▶ [Provided text]:
= = = =

The second technique you can use is a variation of the first method. You create local temporary tables for each of the remote tables and transfer over the columns and records needed from each of the remote tables. Next, index the tables as needed and join the temp tables locally.

While the second technique is easier and faster to set up and implement, the first method gives you a greater performance savings, as typically less data needs to be transferred between servers.

A new feature in Sql Server 2008 allows linked servers to run INSERT...EXEC statements. Now you'll be able to insert data into a table locally by executing a stored procedure on a seperate server or vica versa. Pretty handy!

Understanding *.mdmp / sqldump?.txt files

The .mddmp and .txt files are created by access violations. There are several things you can get from them. Here's what you may see inside the file:

SqlDumpExceptionHandler: Process 20 generated fatal exception c0000005
EXCEPTION_ACCESS_VIOLATION. SQL Server is terminating this process.

SQL Access Violations are caused by "something" causing SQL Server itself to encouter an error it doesn't know how to respond to. The.txt file will have the input buffer with the query that caused the problem. You can make sure a developer didn't write some wacky code. It also has the memory address. If you see something like "Access Violation occurred reading address 0000000000000000 " it is most likely a null pointer. Unless you have a 3rd party component, it is probably a SQL bug. Make sure you have the latest build and call support. Also, Check the ERRORLOG's for extra info.

= = = =

▶ [Extracted records]:
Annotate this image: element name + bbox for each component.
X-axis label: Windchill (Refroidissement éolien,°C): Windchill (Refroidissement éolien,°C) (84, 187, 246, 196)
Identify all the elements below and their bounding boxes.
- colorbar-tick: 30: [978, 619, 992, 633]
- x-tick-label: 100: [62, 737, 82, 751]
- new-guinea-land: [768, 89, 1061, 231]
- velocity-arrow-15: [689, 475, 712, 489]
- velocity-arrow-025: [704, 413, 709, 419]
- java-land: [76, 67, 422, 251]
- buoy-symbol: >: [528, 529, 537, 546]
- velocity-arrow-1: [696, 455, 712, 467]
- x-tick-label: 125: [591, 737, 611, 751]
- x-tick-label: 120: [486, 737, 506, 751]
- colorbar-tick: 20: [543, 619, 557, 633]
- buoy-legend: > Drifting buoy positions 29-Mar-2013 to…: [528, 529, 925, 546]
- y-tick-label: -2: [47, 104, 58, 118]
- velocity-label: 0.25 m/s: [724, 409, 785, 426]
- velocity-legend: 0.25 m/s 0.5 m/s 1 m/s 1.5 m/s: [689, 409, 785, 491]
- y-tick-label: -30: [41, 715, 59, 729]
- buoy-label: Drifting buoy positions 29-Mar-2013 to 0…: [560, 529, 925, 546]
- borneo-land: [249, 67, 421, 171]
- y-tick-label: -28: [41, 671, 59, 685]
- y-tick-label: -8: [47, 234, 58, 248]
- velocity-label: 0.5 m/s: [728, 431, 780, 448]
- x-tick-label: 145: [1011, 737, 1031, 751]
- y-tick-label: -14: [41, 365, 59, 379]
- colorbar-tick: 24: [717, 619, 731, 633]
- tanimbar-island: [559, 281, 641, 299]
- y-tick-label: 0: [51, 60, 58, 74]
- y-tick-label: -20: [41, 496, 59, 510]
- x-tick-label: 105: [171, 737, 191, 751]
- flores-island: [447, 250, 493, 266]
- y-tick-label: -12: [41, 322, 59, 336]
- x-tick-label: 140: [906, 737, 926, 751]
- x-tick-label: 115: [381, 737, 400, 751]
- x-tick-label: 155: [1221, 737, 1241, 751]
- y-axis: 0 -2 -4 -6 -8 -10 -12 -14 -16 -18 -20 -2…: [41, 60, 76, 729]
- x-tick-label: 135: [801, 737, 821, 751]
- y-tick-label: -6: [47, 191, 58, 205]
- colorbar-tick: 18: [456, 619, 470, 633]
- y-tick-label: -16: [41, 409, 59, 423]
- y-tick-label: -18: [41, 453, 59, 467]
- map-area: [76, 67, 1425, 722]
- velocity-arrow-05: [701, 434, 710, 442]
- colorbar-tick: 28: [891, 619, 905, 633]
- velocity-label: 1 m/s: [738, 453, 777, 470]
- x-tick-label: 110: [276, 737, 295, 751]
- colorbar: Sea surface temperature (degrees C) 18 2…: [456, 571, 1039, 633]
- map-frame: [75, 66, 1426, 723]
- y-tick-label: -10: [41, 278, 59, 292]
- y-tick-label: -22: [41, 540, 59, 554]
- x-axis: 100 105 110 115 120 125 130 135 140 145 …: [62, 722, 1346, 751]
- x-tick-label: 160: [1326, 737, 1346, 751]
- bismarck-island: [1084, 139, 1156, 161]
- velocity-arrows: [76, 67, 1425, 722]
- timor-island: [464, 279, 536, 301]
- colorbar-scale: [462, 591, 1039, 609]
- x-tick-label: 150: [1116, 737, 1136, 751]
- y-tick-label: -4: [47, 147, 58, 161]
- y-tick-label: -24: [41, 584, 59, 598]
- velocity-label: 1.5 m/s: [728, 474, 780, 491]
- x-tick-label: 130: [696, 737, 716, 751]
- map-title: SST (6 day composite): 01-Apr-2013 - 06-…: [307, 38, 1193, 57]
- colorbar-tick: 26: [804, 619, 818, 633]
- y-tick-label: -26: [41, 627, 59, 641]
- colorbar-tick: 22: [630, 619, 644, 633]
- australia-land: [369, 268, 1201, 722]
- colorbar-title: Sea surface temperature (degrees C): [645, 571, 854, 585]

= = = =

▶ [Required tasks]:
A. What does the SQL Server text say a new feature in Sql Server 2008 allows linked servers to run?
B. Reproduce the stretch of the SQL Server text from "SqlDumpExceptionHandler: Process 20" through "for extra info.".
C. List, in order, the steps of the second technique described in the SQL Server text.

▶ [List of solutions]:
A. INSERT...EXEC statements.

B.
SqlDumpExceptionHandler: Process 20 generated fatal exception c0000005
EXCEPTION_ACCESS_VIOLATION. SQL Server is terminating this process.

SQL Access Violations are caused by "something" causing SQL Server itself to encouter an error it doesn't know how to respond to. The.txt file will have the input buffer with the query that caused the problem. You can make sure a developer didn't write some wacky code. It also has the memory address. If you see something like "Access Violation occurred reading address 0000000000000000 " it is most likely a null pointer. Unless you have a 3rd party component, it is probably a SQL bug. Make sure you have the latest build and call support. Also, Check the ERRORLOG's for extra info.

C.
1. Create local temporary tables for each of the remote tables.
2. Transfer over the columns and records needed from each of the remote tables.
3. Index the tables as needed.
4. Join the temp tables locally.